>> Start Quoted passage

In Europe, economies in the truck market are softer this year. DAF's premium new trucks provide customers with the latest technology and the best operating efficiency. We project the 2024 European above 16-ton market to be in a range of 260,000 to 300,000 trucks.
South America is a region of PACCAR's geographic growth. DAF Brazil increased market share to 10.3% in the first six months of this year compared to 9.2% a year ago. DAF trucks are highly desired by customers in South America.
Over the last few quarters, we've been updating you on the progress of a battery joint venture that PACCAR formed with Cummins, Daimler Truck, and EVE Energy. This joint venture, named Amplify Cell Technologies, will produce state-of-the-art batteries that are specifically designed for commercial vehicle duty cycles. Amplify Cell Technologies began construction of the new factory in the second quarter.
PACCAR continues to demonstrate strong performance through all phases of the business cycle and is expanding its global manufacturing capacity as we are excited about the future.
Harrie Schippers will now provide an update on PACCAR Parts, PACCAR Financial Services, and other business highlights. Harrie?

Harrie Schippers

Thanks, Preston.
PACCAR delivered 48,400 trucks and achieved excellent truck parts and other gross margins of 18% in the second quarter. We estimate third-quarter deliveries to be around 43,000 to 44,000 trucks, with strong truck parts and other gross margins of around 17%. The third-quarter delivery estimate reflects normal truck markets and the regular summer production shutdown in Europe.
PACCAR Parts achieved excellent second-quarter gross margins of 30.3%. Parts quarterly sales grew by 4% compared to the same period last year and is expected to grow around 4% for the rest of this year. PACCAR Parts' focus on expanding its customer base and providing a full range of transportation solutions is enabling solid revenue growth in a softer after-sales market.
PACCAR Parts opened a new distribution center in the country of Colombia in the second quarter and will open another distribution center in Germany later this year. Each new distribution center increases the number of dealers and customers benefiting from receiving parts on the same or next day.

>> End Quoted passage
>> Start Available data

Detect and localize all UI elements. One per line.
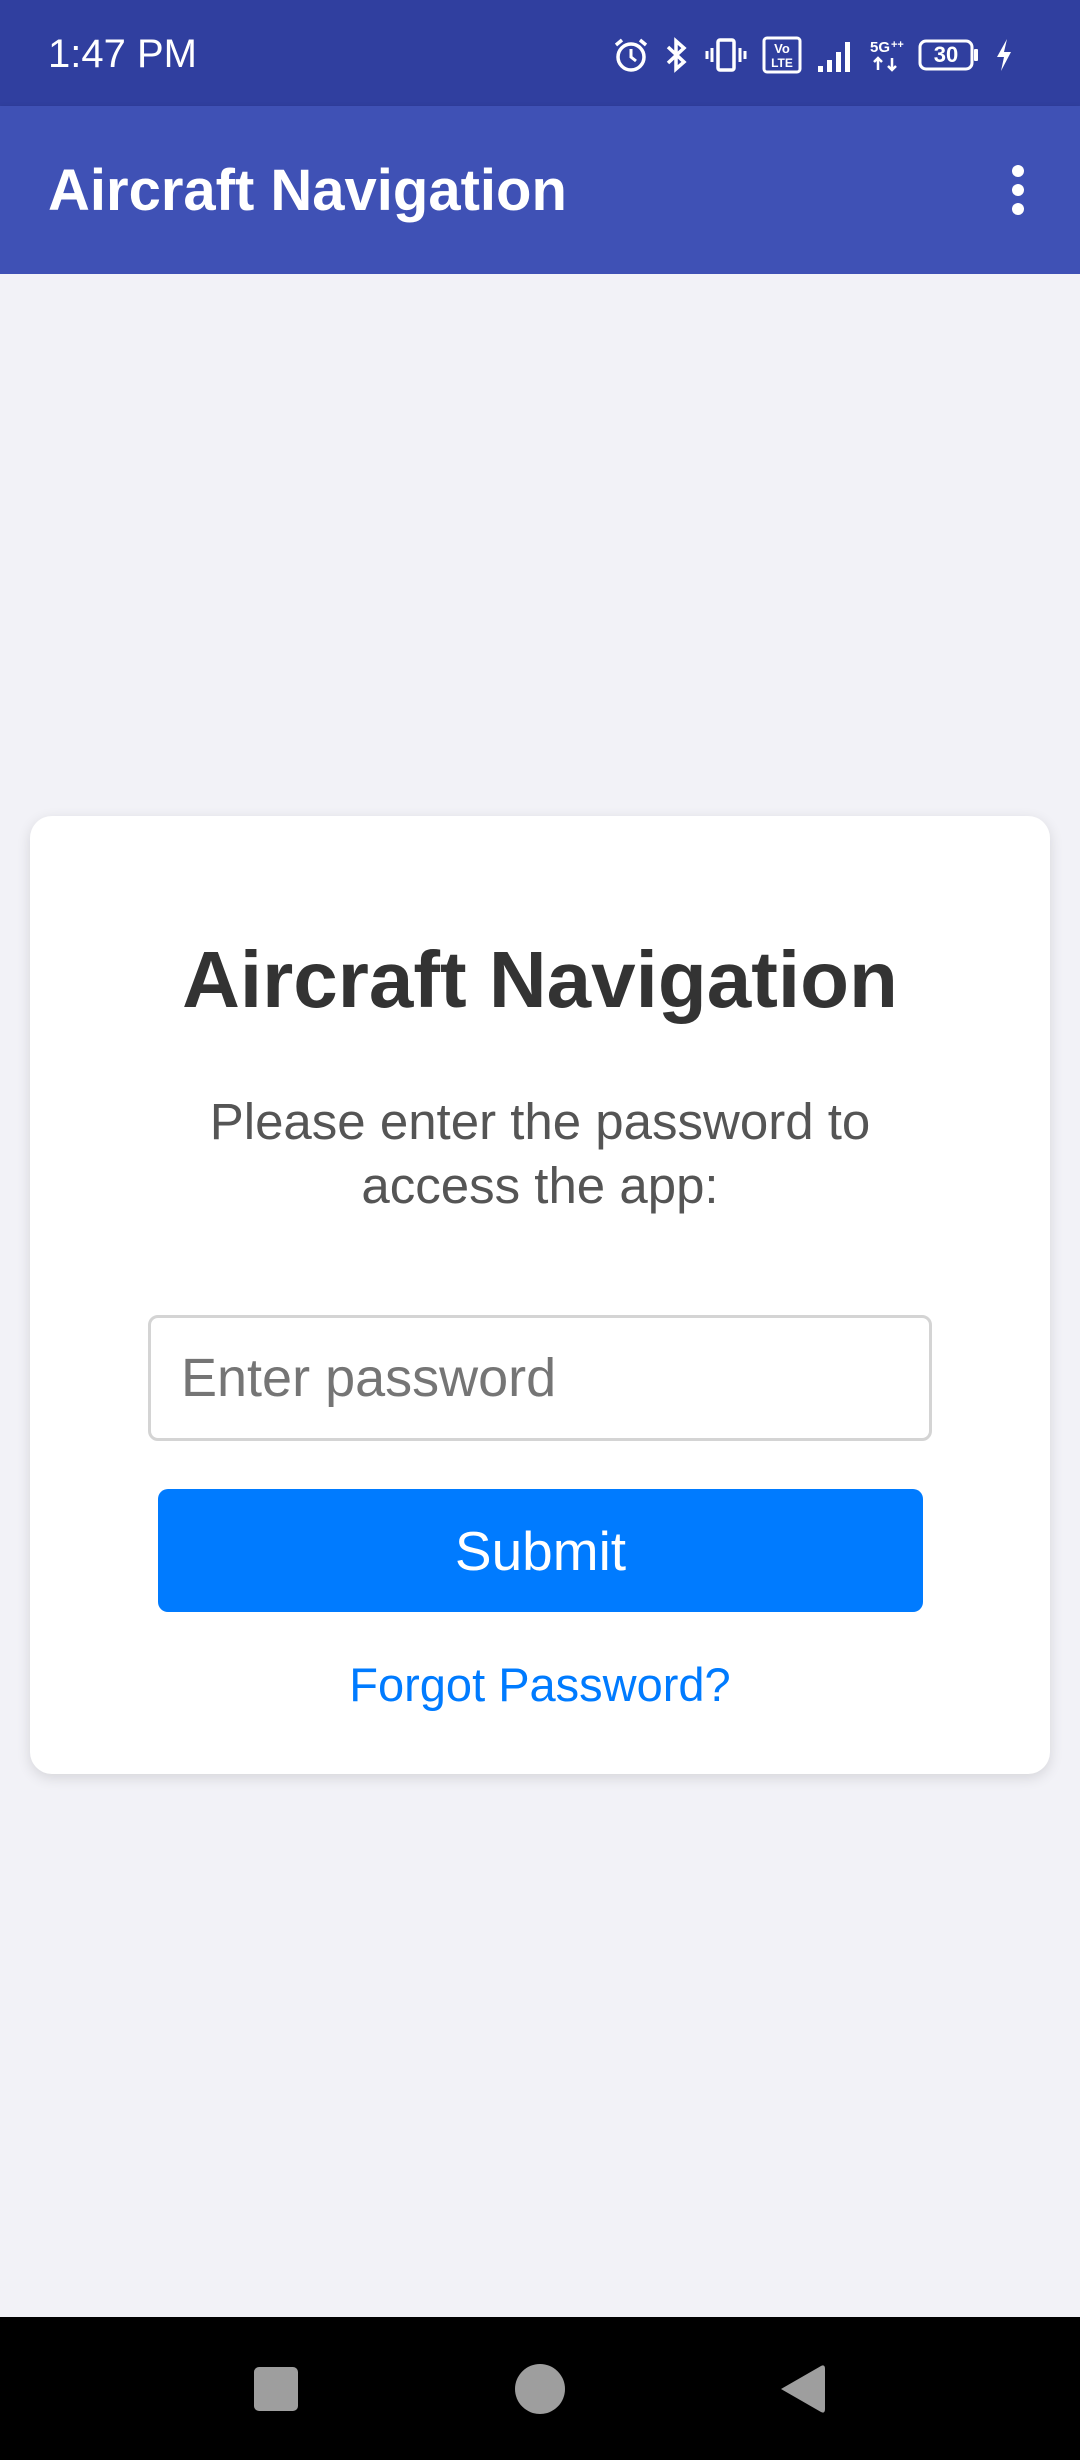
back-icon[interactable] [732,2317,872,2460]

>> End Available data

* What you are asked to do
In one to three sentences, explain what the PACCAR excerpt says accounts for its third-quarter delivery estimate of 43,000 to 44,000 trucks.

* Complete output
The estimate reflects normal truck markets and the regular summer production shutdown in Europe.